▶ [Extrait de page]:
-------

Je vous bénis et vous attends avec votre bon et cher père.
Tout à vous en N.-S.
EYMARD
A Monsieur Ravanat.
An Fräul. Thomas
A.R.T.
Paris, 26 Octobre 1866.
MADEMOISELLE BIEN CHERE EN N.-S.,
Merci de votre lettre, elle m'a fait plaisir; je comprends votre souffrance de ne plus voir l'adorable Hostie et d'être loin de cette chère chapelle qui est toute votre vie; - vous devez voir par là combien le bon Maître vous a aimée et vous aime en vous voulant toute à lui, chez lui et pour lui. Il est vrai qu'il est caché dans le saint Tabernacle, mais les yeux le cherchent, et quand ils le voient, il semble que le coeur soit plus près de lui. Ce bonheur vous sera bientôt rendu, car j'espère vous revoir bientôt; la chapelle vous pleure un peu.
Saint-Maurice ne sera prêt que dans un mois, probablement. Je dois aller donner la retraite de Nemours, la semaine après la Toussaint, à moins d'obstacles. Puis, j'irai autour du 25 à Bruxelles. Je désire me débarrasser de l'extérieur afin qu'une fois le noviciat à Saint-Maurice je sois stable ici.
Je vous bénis en N.-S.
Si vous devez rester encore quelque temps, donnez-nous de vos nouvelles.
Rien de nouveau ici, tout est à l'ordinaire, le froid commence. Mlle Larousse va bien.
Tout à vous en N.-S.
EYMARD. S.S.S.
Paris, 30 Octobre 1866.
Bien cher Père,
C'est le théâtre Aubert, boulevard de Saumur, que nous avons acheté au prix de 63.500 fr.; comme affaire, elle est bonne: la maison et la chapelle seront très bien placées, entre le boulevard et le cloître Saint-Martin et la rue Saint-Aubin, car il y a ces trois passages. Nous détruisons le théâtre pour faire une chapelle pouvant contenir trois cents personnes.
Monseigneur, réflexion faite, a cru ne pouvoir pas autoriser le culte dans un théâtre, alors même qu'il serait transformé; regardant sa pensée comme celle de Dieu, nous l'avons fait détruire.
Il y a 2.000 mètres d'emplacement. Vous comprenez, cher Père, ma surprise, quand, au lieu de 25.000, cela a été près de 75.000, les frais compris; c'est le télégraphe qui s'est trompé, Dieu l'a permis; je n'aurais pas eu le courage [d'acheter à un prix] si élevé; on nous donne le temps pour payer.

-------

▶ [Extrait de données]:
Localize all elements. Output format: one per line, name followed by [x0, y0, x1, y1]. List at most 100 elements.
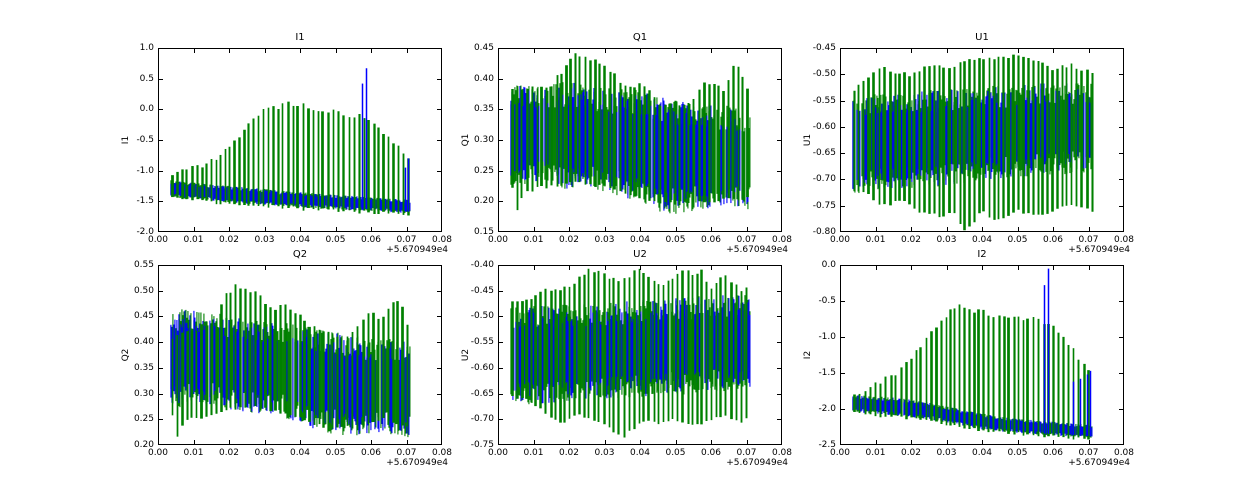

-------

▶ [Détail de la consigne]:
Relevez, dans l'extrait de page, toutes les sommes d'argent citées dans la lettre datée du 30 octobre 1866.

▶ [Réponse à la consigne]:
- 63.500 fr.
- 25.000
- près de 75.000